* [Passage shown]
|---|
Now in his late 50s, Stan spends much of his time alone, still struggling to change his orientation through efforts similar to 12-step programs. But he has little success, because, like many men in his situation, he fails to understand that being gay isn't what we do. It's who we are.
Without question, Stan should be accountable for his actions. Not even he denies that. But he's not the only one to blame. Stan and the thousands of other gay Mormons who struggle to suppress their identity are also victims of a church culture that leaves them unable to integrate their religion with their orientation in a healthy way. It's a community that fails to grasp that homosexuality is a normative part of human development, not an affliction to be overcome. Those who choose to deny their orientation often end up like Stan: little more than shells of what they could have been with proper support and accurate information.
But that's not likely the story we'll see on the TLC program. What we'll probably see is the naïve optimism spawned by a morass of inaccurate information swirling inside the Mormon culture. And while Stan's story provides one of a thousand examples of why such naïve optimism is a perilous path, even more frightening is the possibility that the lives of these men will be held up as the exemplar by well-intentioned but woefully uninformed Mormon parents of gay youth.
But there is a way out. The Family Acceptance Project's evidence-based approach teaches Mormon families and communities to respond to LGBT individuals (especially youth) in a way that keeps them safe from significant health risks, including depression and suicide, and helps keep tragedies like Stan's from repeating. But while the LDS Church has had access to the nondenominational materials since 2008, and the Mormon version since 2012, we've failed to integrate them into our formal church curriculum and equip our parents and community with information that can save lives.
With the release of the TLC show, it's more critical than ever that the Mormon materials from the Family Acceptance Project get into the hands of families with LGBT youth and our larger Mormon community as a whole. The research clearly links denial of a child's sexual orientation (exactly what Stan was taught to do) or gender identity with significant health and mental-health risks for that child. In fact, denial of an LGBT youth's sexual orientation or gender identity ranks as one of the highest risk factors when it comes to negative outcomes like drug and alcohol abuse, STI infection, depression, and even suicide.
|---|
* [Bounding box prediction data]

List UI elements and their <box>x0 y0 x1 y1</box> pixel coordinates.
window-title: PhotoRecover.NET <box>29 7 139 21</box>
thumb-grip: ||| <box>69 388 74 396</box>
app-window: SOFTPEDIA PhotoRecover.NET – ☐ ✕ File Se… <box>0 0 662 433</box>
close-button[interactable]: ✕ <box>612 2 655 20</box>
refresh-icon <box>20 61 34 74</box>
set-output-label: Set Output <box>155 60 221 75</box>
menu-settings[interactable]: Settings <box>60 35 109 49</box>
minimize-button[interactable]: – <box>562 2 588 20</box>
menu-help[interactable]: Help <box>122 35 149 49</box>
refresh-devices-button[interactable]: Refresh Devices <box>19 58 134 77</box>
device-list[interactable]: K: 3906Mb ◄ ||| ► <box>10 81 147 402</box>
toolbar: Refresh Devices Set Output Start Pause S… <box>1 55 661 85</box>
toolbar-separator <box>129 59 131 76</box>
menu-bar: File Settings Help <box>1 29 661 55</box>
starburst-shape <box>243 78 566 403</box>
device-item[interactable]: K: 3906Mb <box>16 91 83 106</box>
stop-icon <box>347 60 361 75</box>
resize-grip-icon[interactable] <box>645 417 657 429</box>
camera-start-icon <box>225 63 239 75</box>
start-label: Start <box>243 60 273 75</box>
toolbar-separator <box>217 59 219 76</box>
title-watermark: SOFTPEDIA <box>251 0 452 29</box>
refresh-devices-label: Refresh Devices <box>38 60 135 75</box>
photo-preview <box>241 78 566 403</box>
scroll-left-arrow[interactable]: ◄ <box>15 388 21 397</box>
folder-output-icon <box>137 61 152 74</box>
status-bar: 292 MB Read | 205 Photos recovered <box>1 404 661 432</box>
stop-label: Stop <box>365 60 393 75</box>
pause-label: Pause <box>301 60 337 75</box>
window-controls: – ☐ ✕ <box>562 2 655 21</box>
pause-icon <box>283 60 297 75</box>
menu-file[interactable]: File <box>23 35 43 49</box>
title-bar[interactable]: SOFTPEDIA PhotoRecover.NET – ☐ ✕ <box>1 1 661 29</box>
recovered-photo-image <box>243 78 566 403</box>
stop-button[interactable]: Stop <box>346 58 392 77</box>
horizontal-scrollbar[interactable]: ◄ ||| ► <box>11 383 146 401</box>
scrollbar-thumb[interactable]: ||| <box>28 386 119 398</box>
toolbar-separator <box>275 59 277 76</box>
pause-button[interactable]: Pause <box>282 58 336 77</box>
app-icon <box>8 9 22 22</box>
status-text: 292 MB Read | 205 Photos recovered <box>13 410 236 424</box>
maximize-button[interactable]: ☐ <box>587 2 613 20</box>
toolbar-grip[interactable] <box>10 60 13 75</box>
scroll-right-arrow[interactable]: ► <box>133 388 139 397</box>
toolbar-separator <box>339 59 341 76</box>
|---|
* [Required work]
1. From the passage on gay Mormons, output the words from "With the release" up to and including "and even suicide.".
2. According to the passage on gay Mormons, since what year has the LDS Church had access to the Mormon version of the Family Acceptance Project materials?

* [Numbered answers]
1.
With the release of the TLC show, it's more critical than ever that the Mormon materials from the Family Acceptance Project get into the hands of families with LGBT youth and our larger Mormon community as a whole. The research clearly links denial of a child's sexual orientation (exactly what Stan was taught to do) or gender identity with significant health and mental-health risks for that child. In fact, denial of an LGBT youth's sexual orientation or gender identity ranks as one of the highest risk factors when it comes to negative outcomes like drug and alcohol abuse, STI infection, depression, and even suicide.

2. 2012